In an example, the parameter may comprise mapping information
between service type and V2X frequency.
[0427] According to various embodiments, one or more devices such
as, for example, a wireless device, off-network wireless device, a
base station, a core network device, and/or the like, may be
employed in a system. One or more of the devices may be configured
to perform particular operations or actions by virtue of having
software, firmware, hardware, or a combination of them installed on
the one or more of the devices, that in operation causes or cause
the one or more devices to perform the actions. One or more
computer programs can be configured to perform particular
operations or actions by virtue of including instructions that,
when executed by data processing apparatus, cause the apparatus to
perform the actions. Embodiments of example actions are illustrated
in the accompanying figures and specification. Features from
various embodiments may be combined to create yet further
embodiments.
[0428] A session management function (SMF) may receive, from a
wireless device, a first message requesting establishment of a
packet data unit (PDU) session of the wireless device. The first
message may comprise a vehicle parameter indicating a vehicle type.
The SMF may determine, based on the vehicle parameter, one or more
charging parameters. The SMF may send, to a charging function
(CHF), a charging request message comprising the one or more
charging parameters.
[0429] According to an example embodiment, the vehicle parameter
may be based on a Vehicle Identification Number (VIN) of a vehicle.
According to an example embodiment, the vehicle parameter may
indicate a vehicle manufacturer name (VMN). According to an example
embodiment, the vehicle parameter may indicate a vehicle model.
[0430] According to an example embodiment, the one or more charging
parameters may comprise service and bill payer information.

Dataset rows
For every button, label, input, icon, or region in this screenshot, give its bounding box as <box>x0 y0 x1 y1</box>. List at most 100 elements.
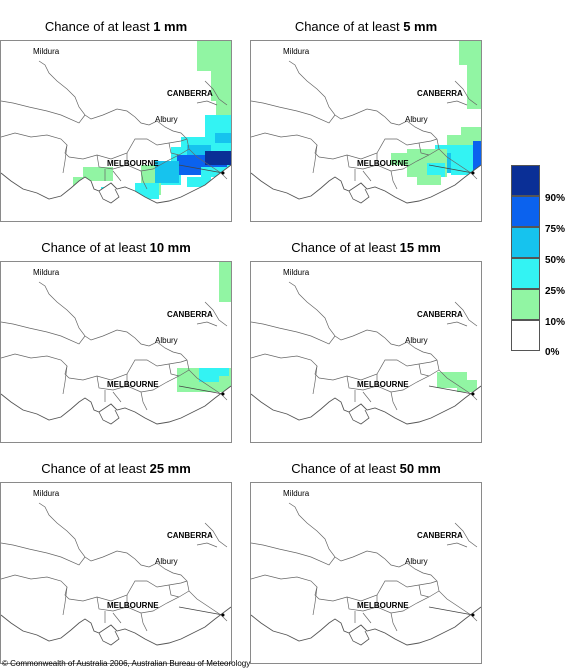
district-boundary <box>346 374 378 391</box>
map-svg: Mildura CANBERRA Albury MELBOURNE <box>1 489 231 663</box>
district-boundary <box>390 391 398 411</box>
rain-cell <box>211 41 231 101</box>
rain-cell <box>457 380 477 392</box>
legend-swatch <box>511 320 540 351</box>
district-boundary <box>196 542 218 548</box>
district-boundary <box>446 100 468 106</box>
legend-swatch <box>511 165 540 196</box>
rain-cell <box>219 262 231 302</box>
legend-swatch <box>511 289 540 320</box>
coastline <box>1 606 231 646</box>
border-line <box>178 164 224 174</box>
district-boundary <box>312 586 318 616</box>
place-label-melbourne: MELBOURNE <box>107 380 159 389</box>
rainfall-map: Mildura CANBERRA Albury MELBOURNE <box>250 40 482 222</box>
place-label-canberra: CANBERRA <box>167 89 213 98</box>
border-line <box>178 385 224 395</box>
panel-title: Chance of at least 1 mm <box>44 19 188 34</box>
coastline <box>251 164 481 204</box>
district-boundary <box>318 359 438 381</box>
legend-swatch <box>511 196 540 227</box>
rain-cell <box>155 161 179 183</box>
place-label-albury: Albury <box>405 557 428 566</box>
panel-title: Chance of at least 5 mm <box>294 19 438 34</box>
rain-cell <box>215 133 231 143</box>
district-boundary <box>354 611 372 624</box>
place-label-melbourne: MELBOURNE <box>107 159 159 168</box>
map-svg: Mildura CANBERRA Albury MELBOURNE <box>251 41 481 221</box>
border-line <box>428 164 474 174</box>
panel-title: Chance of at least 25 mm <box>41 461 191 476</box>
place-label-mildura: Mildura <box>33 268 60 277</box>
district-boundary <box>1 321 86 345</box>
district-boundary <box>96 153 128 170</box>
district-boundary <box>204 301 228 327</box>
port-phillip-bay <box>98 188 120 204</box>
district-boundary <box>418 584 430 598</box>
map-svg: Mildura CANBERRA Albury MELBOURNE <box>251 489 481 663</box>
rainfall-map: Mildura CANBERRA Albury MELBOURNE <box>250 261 482 443</box>
district-boundary <box>196 321 218 327</box>
district-boundary <box>68 580 188 602</box>
district-boundary <box>251 132 320 158</box>
district-boundary <box>126 369 190 393</box>
sea-area <box>1 386 231 442</box>
point-marker <box>221 171 225 175</box>
district-boundary <box>390 170 398 190</box>
place-label-melbourne: MELBOURNE <box>357 601 409 610</box>
district-boundary <box>446 542 468 548</box>
district-boundary <box>1 353 70 379</box>
district-boundary <box>204 522 228 548</box>
district-boundary <box>354 390 372 403</box>
district-boundary <box>68 138 188 160</box>
district-boundary <box>1 132 70 158</box>
place-label-canberra: CANBERRA <box>167 531 213 540</box>
district-boundary <box>140 612 148 632</box>
rainfall-map: Mildura CANBERRA Albury MELBOURNE <box>0 482 232 664</box>
rainfall-map: Mildura CANBERRA Albury MELBOURNE <box>0 261 232 443</box>
point-marker <box>221 613 225 617</box>
district-boundary <box>62 144 68 174</box>
place-label-canberra: CANBERRA <box>417 89 463 98</box>
point-marker <box>221 392 225 396</box>
district-boundary <box>346 595 378 612</box>
place-label-albury: Albury <box>155 336 178 345</box>
district-boundary <box>104 169 122 182</box>
port-phillip-bay <box>348 630 370 646</box>
district-boundary <box>251 574 320 600</box>
place-label-canberra: CANBERRA <box>167 310 213 319</box>
panel-title: Chance of at least 15 mm <box>291 240 441 255</box>
point-marker <box>471 392 475 396</box>
place-label-mildura: Mildura <box>283 47 310 56</box>
coastline <box>1 164 231 204</box>
legend-swatch <box>511 227 540 258</box>
district-boundary <box>454 80 478 106</box>
place-label-mildura: Mildura <box>283 268 310 277</box>
rain-cell <box>83 167 113 181</box>
coastline <box>251 606 481 646</box>
district-boundary <box>62 365 68 395</box>
place-label-mildura: Mildura <box>283 489 310 498</box>
district-boundary <box>168 142 180 156</box>
district-boundary <box>318 138 438 160</box>
map-svg: Mildura CANBERRA Albury MELBOURNE <box>1 262 231 442</box>
place-label-albury: Albury <box>405 336 428 345</box>
place-label-melbourne: MELBOURNE <box>107 601 159 610</box>
rain-cell <box>391 153 407 165</box>
legend-label: 25% <box>545 286 566 297</box>
border-line <box>428 606 474 616</box>
coastline <box>1 385 231 425</box>
port-phillip-bay <box>348 188 370 204</box>
rainfall-map: Mildura CANBERRA Albury MELBOURNE <box>0 40 232 222</box>
rain-cell <box>197 41 211 71</box>
district-boundary <box>62 586 68 616</box>
rainfall-map: Mildura CANBERRA Albury MELBOURNE <box>250 482 482 664</box>
legend-label: 50% <box>545 255 566 266</box>
district-boundary <box>196 100 218 106</box>
sea-area <box>251 607 481 663</box>
district-boundary <box>251 542 336 566</box>
port-phillip-bay <box>98 409 120 425</box>
rain-cell <box>417 175 441 185</box>
district-boundary <box>354 169 372 182</box>
rain-cell <box>459 41 481 65</box>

* [Stated exercise 1]:
Answer these questions using the session management text.
(a) What does the first message from the wireless device request the establishment of?
(b) To which function does the SMF send the charging request message?
(c) What may the one or more charging parameters comprise?
* [Stated exercise 2]: Output the passage of the session management text from "[0429] According to" to "bill payer information.", copying it word for word.
* [Stated exercise 3]:
Decide whether each statement agrees with the session management text, and support each yes or no with the deciding words from the text.
(a) The vehicle parameter may indicate a vehicle model.
(b) The SMF sends the first message to the wireless device.
(c) Features from various embodiments may be combined.
None of these entries are needed for the work.

* [Solution 1]:
(a) A packet data unit (PDU) session of the wireless device.
(b) A charging function (CHF).
(c) Service and bill payer information.

* [Solution 2]:
[0429] According to an example embodiment, the vehicle parameter
may be based on a Vehicle Identification Number (VIN) of a vehicle.
According to an example embodiment, the vehicle parameter may
indicate a vehicle manufacturer name (VMN). According to an example
embodiment, the vehicle parameter may indicate a vehicle model.
[0430] According to an example embodiment, the one or more charging
parameters may comprise service and bill payer information.

* [Solution 3]:
(a) Yes: "the vehicle parameter may indicate a vehicle model"
(b) No: "A session management function (SMF) may receive, from a wireless device, a first message"
(c) Yes: "Features from various embodiments may be combined to create yet further embodiments."